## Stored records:

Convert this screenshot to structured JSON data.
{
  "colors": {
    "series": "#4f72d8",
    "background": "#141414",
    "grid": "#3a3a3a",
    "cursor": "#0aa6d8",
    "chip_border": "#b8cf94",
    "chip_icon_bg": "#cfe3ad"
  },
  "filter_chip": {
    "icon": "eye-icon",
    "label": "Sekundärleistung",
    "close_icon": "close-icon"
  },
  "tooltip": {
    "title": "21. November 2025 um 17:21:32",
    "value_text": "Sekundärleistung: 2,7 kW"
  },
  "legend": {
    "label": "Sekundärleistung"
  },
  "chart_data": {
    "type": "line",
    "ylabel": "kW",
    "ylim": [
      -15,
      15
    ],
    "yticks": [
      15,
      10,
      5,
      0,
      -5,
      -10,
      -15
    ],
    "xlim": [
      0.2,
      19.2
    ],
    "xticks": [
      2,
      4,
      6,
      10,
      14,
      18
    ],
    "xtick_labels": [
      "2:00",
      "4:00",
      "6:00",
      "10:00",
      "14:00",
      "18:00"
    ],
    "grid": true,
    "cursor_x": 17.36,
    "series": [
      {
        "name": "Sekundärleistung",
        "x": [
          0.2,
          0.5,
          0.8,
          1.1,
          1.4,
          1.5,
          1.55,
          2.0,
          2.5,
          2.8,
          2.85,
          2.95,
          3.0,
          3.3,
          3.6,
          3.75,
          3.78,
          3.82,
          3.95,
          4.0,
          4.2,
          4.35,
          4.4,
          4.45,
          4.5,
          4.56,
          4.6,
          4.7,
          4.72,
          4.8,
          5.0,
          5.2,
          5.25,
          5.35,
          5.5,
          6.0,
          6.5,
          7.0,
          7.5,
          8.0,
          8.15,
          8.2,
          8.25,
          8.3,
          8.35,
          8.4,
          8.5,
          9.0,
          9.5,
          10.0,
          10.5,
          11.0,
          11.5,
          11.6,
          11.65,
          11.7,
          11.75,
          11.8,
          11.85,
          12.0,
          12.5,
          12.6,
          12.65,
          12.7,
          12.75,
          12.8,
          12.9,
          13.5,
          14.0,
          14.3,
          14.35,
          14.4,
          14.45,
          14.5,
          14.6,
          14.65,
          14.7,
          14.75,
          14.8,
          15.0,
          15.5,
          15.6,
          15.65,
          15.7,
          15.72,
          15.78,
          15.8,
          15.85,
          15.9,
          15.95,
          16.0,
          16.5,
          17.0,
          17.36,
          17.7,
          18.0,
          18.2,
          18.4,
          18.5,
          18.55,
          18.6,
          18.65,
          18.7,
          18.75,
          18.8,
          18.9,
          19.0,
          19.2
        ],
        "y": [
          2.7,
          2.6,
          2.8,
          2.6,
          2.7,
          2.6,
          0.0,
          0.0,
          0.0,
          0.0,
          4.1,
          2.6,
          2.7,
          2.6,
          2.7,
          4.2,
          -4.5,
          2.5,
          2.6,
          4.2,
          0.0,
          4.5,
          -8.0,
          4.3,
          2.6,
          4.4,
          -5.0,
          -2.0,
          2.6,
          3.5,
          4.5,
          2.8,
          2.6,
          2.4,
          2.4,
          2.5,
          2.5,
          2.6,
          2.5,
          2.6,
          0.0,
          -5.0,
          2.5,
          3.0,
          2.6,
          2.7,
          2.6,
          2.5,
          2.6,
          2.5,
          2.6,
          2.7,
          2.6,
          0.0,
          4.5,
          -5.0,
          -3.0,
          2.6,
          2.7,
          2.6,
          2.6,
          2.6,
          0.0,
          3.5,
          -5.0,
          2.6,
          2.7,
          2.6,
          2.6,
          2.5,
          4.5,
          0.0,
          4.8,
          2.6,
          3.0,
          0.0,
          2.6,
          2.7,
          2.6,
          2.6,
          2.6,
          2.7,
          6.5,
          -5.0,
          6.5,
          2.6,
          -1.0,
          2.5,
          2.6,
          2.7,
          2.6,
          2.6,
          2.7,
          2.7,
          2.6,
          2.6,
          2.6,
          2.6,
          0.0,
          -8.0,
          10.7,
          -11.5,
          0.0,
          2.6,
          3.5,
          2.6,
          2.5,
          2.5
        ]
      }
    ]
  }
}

## Given problem:
Write out all the entries exactly.

## Full answer:
Convert this screenshot to structured JSON data.
{
  "colors": {
    "series": "#4f72d8",
    "background": "#141414",
    "grid": "#3a3a3a",
    "cursor": "#0aa6d8",
    "chip_border": "#b8cf94",
    "chip_icon_bg": "#cfe3ad"
  },
  "filter_chip": {
    "icon": "eye-icon",
    "label": "Sekundärleistung",
    "close_icon": "close-icon"
  },
  "tooltip": {
    "title": "21. November 2025 um 17:21:32",
    "value_text": "Sekundärleistung: 2,7 kW"
  },
  "legend": {
    "label": "Sekundärleistung"
  },
  "chart_data": {
    "type": "line",
    "ylabel": "kW",
    "ylim": [
      -15,
      15
    ],
    "yticks": [
      15,
      10,
      5,
      0,
      -5,
      -10,
      -15
    ],
    "xlim": [
      0.2,
      19.2
    ],
    "xticks": [
      2,
      4,
      6,
      10,
      14,
      18
    ],
    "xtick_labels": [
      "2:00",
      "4:00",
      "6:00",
      "10:00",
      "14:00",
      "18:00"
    ],
    "grid": true,
    "cursor_x": 17.36,
    "series": [
      {
        "name": "Sekundärleistung",
        "x": [
          0.2,
          0.5,
          0.8,
          1.1,
          1.4,
          1.5,
          1.55,
          2.0,
          2.5,
          2.8,
          2.85,
          2.95,
          3.0,
          3.3,
          3.6,
          3.75,
          3.78,
          3.82,
          3.95,
          4.0,
          4.2,
          4.35,
          4.4,
          4.45,
          4.5,
          4.56,
          4.6,
          4.7,
          4.72,
          4.8,
          5.0,
          5.2,
          5.25,
          5.35,
          5.5,
          6.0,
          6.5,
          7.0,
          7.5,
          8.0,
          8.15,
          8.2,
          8.25,
          8.3,
          8.35,
          8.4,
          8.5,
          9.0,
          9.5,
          10.0,
          10.5,
          11.0,
          11.5,
          11.6,
          11.65,
          11.7,
          11.75,
          11.8,
          11.85,
          12.0,
          12.5,
          12.6,
          12.65,
          12.7,
          12.75,
          12.8,
          12.9,
          13.5,
          14.0,
          14.3,
          14.35,
          14.4,
          14.45,
          14.5,
          14.6,
          14.65,
          14.7,
          14.75,
          14.8,
          15.0,
          15.5,
          15.6,
          15.65,
          15.7,
          15.72,
          15.78,
          15.8,
          15.85,
          15.9,
          15.95,
          16.0,
          16.5,
          17.0,
          17.36,
          17.7,
          18.0,
          18.2,
          18.4,
          18.5,
          18.55,
          18.6,
          18.65,
          18.7,
          18.75,
          18.8,
          18.9,
          19.0,
          19.2
        ],
        "y": [
          2.7,
          2.6,
          2.8,
          2.6,
          2.7,
          2.6,
          0.0,
          0.0,
          0.0,
          0.0,
          4.1,
          2.6,
          2.7,
          2.6,
          2.7,
          4.2,
          -4.5,
          2.5,
          2.6,
          4.2,
          0.0,
          4.5,
          -8.0,
          4.3,
          2.6,
          4.4,
          -5.0,
          -2.0,
          2.6,
          3.5,
          4.5,
          2.8,
          2.6,
          2.4,
          2.4,
          2.5,
          2.5,
          2.6,
          2.5,
          2.6,
          0.0,
          -5.0,
          2.5,
          3.0,
          2.6,
          2.7,
          2.6,
          2.5,
          2.6,
          2.5,
          2.6,
          2.7,
          2.6,
          0.0,
          4.5,
          -5.0,
          -3.0,
          2.6,
          2.7,
          2.6,
          2.6,
          2.6,
          0.0,
          3.5,
          -5.0,
          2.6,
          2.7,
          2.6,
          2.6,
          2.5,
          4.5,
          0.0,
          4.8,
          2.6,
          3.0,
          0.0,
          2.6,
          2.7,
          2.6,
          2.6,
          2.6,
          2.7,
          6.5,
          -5.0,
          6.5,
          2.6,
          -1.0,
          2.5,
          2.6,
          2.7,
          2.6,
          2.6,
          2.7,
          2.7,
          2.6,
          2.6,
          2.6,
          2.6,
          0.0,
          -8.0,
          10.7,
          -11.5,
          0.0,
          2.6,
          3.5,
          2.6,
          2.5,
          2.5
        ]
      }
    ]
  }
}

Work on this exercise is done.